:: Your goal ::
Show all lines of the listing that hold the word "xlabel".

:: Records ::
>>>

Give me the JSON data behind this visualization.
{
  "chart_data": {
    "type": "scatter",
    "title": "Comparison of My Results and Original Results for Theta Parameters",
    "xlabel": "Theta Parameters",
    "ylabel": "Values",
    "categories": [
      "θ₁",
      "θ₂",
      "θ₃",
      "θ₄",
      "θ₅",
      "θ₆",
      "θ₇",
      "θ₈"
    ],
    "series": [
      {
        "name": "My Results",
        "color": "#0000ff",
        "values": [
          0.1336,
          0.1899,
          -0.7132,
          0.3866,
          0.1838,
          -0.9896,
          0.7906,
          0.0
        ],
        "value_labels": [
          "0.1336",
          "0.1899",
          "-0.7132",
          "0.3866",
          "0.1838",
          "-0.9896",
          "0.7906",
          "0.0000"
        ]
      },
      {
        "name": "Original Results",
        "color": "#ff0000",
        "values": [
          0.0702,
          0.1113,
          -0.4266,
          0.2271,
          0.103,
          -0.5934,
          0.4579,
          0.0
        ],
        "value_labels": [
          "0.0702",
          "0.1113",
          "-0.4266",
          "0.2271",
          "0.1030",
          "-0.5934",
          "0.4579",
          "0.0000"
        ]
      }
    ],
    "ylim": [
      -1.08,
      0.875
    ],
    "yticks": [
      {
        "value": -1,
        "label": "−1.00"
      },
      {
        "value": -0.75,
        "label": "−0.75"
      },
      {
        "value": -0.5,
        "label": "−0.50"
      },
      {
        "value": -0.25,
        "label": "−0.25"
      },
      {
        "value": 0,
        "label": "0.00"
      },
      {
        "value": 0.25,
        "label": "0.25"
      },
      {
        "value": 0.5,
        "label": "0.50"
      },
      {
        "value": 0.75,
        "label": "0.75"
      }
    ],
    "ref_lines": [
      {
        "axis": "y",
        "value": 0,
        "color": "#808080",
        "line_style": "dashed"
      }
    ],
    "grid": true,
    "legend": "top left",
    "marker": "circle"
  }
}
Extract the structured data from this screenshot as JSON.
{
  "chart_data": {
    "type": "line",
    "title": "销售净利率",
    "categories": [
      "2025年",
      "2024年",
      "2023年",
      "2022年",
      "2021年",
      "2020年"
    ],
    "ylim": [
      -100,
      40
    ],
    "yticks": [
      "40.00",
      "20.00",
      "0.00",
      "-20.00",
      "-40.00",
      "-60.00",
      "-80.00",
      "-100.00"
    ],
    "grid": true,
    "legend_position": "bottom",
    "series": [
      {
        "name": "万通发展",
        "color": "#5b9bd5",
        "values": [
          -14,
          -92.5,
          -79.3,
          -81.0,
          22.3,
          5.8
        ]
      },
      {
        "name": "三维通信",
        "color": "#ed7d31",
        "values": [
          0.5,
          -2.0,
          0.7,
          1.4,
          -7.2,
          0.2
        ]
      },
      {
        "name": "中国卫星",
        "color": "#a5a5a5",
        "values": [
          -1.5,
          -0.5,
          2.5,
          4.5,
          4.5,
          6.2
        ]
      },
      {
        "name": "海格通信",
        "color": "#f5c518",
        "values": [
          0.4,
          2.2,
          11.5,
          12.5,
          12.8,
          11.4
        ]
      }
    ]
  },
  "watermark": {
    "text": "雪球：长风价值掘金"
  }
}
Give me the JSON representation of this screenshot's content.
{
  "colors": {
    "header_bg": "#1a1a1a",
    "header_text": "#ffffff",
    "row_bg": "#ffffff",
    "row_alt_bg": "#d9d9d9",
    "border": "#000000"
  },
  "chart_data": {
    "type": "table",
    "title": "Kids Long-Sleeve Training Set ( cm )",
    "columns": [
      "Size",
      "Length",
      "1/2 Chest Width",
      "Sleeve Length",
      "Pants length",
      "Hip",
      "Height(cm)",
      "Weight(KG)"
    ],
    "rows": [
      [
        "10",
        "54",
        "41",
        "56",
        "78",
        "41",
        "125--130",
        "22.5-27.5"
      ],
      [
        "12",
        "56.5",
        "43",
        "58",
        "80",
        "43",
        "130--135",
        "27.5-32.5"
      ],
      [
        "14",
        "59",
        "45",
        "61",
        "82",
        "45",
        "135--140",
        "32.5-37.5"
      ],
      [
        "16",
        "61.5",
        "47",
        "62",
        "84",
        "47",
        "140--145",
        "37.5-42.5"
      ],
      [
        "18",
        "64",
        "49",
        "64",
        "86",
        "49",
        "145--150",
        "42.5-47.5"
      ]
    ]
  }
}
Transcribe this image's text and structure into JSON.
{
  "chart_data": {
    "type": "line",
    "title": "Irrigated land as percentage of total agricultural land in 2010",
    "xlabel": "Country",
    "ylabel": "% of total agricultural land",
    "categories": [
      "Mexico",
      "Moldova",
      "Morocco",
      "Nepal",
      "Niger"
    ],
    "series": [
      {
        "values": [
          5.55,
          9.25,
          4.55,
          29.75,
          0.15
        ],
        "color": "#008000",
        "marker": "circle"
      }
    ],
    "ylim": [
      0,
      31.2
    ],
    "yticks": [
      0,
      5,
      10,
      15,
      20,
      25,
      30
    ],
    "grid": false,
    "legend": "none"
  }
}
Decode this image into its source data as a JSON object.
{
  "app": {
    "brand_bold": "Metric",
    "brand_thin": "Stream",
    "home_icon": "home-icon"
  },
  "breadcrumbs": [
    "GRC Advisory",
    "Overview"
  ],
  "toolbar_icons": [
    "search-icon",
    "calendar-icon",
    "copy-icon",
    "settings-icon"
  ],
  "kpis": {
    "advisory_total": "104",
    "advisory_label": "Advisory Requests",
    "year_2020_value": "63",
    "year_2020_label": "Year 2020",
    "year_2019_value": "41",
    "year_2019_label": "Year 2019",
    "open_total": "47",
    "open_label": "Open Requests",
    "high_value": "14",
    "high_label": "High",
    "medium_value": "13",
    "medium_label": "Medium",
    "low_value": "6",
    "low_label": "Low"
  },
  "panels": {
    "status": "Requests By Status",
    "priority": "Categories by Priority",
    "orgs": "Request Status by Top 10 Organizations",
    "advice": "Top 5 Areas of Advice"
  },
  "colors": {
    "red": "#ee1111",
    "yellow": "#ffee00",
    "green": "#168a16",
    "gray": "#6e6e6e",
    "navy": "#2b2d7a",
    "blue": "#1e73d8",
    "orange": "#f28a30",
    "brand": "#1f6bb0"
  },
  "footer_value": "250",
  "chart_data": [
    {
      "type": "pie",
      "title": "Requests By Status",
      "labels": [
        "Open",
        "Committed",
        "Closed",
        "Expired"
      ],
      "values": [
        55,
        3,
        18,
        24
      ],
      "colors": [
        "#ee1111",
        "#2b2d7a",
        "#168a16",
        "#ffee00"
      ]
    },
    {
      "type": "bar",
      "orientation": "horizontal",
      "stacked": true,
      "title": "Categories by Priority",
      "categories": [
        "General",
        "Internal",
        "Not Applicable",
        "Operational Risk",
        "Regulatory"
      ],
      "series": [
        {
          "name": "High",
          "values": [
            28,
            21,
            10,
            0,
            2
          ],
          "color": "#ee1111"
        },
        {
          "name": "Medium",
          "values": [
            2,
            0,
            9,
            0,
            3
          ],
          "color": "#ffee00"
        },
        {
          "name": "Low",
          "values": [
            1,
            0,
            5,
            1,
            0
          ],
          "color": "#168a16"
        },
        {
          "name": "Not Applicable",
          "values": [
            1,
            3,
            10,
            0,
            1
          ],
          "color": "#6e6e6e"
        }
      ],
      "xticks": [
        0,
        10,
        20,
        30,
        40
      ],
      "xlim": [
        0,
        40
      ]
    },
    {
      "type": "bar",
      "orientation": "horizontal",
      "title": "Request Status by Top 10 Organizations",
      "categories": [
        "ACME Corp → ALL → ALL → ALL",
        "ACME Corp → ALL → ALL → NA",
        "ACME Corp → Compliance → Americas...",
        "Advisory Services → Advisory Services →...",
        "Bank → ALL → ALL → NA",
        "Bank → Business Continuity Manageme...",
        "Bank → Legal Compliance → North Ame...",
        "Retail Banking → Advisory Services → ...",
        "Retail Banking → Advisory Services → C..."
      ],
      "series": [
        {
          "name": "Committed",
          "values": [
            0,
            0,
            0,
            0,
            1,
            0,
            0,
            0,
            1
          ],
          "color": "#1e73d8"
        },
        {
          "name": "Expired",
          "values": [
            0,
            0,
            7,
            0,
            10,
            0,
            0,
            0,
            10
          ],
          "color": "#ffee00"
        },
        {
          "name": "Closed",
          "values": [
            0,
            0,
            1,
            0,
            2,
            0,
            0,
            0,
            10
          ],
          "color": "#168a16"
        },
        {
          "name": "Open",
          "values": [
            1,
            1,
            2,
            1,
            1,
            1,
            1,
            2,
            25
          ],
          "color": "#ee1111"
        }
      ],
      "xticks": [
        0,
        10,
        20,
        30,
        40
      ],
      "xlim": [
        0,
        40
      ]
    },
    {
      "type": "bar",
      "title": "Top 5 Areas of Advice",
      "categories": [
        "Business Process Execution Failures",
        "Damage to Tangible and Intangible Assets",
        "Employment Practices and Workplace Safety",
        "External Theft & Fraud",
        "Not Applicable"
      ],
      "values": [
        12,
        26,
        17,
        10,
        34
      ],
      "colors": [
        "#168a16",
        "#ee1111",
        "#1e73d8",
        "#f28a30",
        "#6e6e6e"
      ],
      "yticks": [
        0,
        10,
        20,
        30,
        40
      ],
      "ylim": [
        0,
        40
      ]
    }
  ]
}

<<<

:: Full response ::
    "xlabel": "Theta Parameters",
    "xlabel": "Country",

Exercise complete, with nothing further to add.